MATERIAL FOR THE TASK >>
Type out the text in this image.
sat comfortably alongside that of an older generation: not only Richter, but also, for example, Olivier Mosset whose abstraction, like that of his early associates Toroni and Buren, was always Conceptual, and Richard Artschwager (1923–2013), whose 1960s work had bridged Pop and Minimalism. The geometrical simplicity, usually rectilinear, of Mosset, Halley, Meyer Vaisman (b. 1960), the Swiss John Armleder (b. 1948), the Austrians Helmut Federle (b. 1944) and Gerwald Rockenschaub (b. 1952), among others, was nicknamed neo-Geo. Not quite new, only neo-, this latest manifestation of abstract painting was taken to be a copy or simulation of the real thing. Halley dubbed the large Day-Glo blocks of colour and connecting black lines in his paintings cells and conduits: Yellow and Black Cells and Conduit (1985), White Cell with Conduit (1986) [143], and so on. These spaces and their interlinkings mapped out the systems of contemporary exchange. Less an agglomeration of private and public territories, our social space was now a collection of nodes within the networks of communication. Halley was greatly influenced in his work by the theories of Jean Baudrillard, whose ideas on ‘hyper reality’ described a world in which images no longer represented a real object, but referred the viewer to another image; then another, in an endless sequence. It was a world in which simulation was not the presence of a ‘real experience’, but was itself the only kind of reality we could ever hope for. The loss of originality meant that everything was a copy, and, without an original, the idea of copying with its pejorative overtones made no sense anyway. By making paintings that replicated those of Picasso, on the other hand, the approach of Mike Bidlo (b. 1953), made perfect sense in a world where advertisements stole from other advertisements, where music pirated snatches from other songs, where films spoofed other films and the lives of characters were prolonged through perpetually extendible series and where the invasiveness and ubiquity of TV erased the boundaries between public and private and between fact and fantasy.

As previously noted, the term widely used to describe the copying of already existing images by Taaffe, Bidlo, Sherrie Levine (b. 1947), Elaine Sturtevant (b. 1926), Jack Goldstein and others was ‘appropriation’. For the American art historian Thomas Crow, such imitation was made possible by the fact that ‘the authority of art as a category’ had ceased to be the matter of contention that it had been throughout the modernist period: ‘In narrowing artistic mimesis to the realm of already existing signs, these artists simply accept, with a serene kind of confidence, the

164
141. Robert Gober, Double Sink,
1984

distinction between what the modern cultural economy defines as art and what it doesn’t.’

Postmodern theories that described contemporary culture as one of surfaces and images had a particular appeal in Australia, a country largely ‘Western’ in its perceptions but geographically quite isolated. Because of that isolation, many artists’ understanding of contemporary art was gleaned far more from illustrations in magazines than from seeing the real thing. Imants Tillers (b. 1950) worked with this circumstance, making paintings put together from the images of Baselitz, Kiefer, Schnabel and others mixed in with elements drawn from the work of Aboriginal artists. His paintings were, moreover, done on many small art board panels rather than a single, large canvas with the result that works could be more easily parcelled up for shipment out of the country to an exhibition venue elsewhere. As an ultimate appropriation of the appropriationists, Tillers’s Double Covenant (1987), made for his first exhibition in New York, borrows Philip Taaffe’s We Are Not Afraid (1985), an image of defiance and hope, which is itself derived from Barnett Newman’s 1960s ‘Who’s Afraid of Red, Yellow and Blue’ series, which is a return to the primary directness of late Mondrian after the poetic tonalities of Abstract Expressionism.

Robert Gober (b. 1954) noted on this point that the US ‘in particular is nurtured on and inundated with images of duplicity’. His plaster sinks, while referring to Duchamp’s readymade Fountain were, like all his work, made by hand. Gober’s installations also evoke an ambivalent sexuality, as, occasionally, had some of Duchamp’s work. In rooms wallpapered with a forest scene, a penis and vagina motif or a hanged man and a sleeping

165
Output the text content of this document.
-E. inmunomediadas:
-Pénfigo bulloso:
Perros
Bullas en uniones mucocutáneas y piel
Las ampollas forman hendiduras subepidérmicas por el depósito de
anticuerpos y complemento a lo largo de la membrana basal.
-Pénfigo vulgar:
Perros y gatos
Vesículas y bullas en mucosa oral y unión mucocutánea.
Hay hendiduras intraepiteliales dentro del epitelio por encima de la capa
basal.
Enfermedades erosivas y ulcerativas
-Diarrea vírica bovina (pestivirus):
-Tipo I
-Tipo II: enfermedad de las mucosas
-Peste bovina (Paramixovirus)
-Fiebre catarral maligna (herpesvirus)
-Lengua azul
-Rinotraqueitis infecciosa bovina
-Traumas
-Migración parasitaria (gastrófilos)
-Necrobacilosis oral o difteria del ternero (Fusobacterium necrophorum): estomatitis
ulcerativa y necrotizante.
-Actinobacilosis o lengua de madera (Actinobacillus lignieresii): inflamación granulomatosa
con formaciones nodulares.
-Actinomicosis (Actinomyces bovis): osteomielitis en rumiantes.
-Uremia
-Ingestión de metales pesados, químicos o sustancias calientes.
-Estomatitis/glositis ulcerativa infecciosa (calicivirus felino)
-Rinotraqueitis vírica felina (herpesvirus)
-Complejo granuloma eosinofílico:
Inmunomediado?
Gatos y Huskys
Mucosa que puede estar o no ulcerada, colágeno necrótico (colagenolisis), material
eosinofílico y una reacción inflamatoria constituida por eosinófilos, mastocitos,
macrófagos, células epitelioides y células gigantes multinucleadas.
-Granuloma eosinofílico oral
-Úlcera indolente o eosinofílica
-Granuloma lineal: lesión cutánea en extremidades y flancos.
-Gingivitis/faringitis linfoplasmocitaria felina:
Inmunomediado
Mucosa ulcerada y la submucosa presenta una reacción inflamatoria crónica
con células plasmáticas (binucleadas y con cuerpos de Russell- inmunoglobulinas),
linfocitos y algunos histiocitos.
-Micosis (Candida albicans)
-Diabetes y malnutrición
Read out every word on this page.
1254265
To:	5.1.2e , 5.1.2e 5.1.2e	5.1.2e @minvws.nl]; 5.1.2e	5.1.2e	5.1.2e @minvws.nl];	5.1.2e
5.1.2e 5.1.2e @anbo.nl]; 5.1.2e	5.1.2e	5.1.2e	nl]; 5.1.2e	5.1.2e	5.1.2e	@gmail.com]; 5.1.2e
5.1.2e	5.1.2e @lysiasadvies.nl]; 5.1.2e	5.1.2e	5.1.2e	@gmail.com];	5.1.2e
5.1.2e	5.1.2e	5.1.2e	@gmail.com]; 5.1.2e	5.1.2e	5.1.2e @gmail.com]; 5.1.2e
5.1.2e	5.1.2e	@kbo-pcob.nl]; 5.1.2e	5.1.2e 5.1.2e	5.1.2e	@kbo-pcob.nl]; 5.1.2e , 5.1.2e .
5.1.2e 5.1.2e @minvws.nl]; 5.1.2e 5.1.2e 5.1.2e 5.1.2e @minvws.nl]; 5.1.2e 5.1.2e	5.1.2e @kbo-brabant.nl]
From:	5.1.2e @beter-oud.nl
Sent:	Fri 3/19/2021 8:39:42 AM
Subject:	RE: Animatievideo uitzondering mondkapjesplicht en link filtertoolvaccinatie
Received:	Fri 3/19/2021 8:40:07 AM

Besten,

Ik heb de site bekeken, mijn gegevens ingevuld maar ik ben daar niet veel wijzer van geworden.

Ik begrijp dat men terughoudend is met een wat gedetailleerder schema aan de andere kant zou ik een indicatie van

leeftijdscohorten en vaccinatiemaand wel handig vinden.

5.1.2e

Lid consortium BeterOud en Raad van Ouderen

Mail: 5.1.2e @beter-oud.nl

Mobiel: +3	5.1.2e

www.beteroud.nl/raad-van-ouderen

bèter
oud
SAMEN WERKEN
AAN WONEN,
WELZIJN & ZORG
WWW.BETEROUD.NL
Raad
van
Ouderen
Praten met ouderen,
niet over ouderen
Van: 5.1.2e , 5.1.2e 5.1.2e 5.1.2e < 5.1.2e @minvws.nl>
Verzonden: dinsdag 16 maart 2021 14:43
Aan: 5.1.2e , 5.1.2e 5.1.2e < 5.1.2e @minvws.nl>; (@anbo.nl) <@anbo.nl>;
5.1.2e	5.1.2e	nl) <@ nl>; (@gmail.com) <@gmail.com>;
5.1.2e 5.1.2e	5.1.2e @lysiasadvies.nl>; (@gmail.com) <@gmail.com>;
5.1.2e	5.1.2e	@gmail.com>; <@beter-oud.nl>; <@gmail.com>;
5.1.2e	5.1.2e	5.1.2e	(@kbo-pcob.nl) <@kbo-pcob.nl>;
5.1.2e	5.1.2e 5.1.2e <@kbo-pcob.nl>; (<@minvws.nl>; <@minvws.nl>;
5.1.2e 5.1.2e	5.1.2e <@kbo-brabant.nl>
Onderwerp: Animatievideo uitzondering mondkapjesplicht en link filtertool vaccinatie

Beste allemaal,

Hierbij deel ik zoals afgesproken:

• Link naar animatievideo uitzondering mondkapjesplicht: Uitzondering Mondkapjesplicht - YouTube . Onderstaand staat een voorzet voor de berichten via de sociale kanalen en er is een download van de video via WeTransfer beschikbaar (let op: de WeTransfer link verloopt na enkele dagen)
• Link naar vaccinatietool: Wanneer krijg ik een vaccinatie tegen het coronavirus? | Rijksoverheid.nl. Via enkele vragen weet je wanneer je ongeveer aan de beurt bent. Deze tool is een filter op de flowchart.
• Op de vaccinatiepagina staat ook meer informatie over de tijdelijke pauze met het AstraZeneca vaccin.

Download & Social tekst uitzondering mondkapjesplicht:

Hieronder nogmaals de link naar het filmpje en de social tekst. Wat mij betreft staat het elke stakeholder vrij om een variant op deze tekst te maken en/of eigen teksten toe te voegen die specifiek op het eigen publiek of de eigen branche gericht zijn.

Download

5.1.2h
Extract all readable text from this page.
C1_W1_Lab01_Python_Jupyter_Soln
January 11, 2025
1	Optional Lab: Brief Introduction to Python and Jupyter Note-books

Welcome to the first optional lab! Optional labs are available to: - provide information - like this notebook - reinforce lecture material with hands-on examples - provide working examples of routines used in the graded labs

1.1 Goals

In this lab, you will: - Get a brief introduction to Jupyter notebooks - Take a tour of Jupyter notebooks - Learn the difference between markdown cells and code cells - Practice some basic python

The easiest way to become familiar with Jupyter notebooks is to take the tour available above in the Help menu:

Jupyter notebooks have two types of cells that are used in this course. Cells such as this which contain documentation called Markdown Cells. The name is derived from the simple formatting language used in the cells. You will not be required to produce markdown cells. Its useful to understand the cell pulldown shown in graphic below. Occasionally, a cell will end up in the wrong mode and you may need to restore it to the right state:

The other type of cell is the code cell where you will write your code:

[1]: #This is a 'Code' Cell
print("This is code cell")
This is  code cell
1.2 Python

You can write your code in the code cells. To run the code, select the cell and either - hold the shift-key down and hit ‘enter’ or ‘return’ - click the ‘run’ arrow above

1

WORK ORDER >> Select the lines from the entries that include the word "ulcerada".

SOLUTION TO THIS TASK >>
Mucosa que puede estar o no ulcerada, colágeno necrótico (colagenolisis), material
Mucosa ulcerada y la submucosa presenta una reacción inflamatoria crónica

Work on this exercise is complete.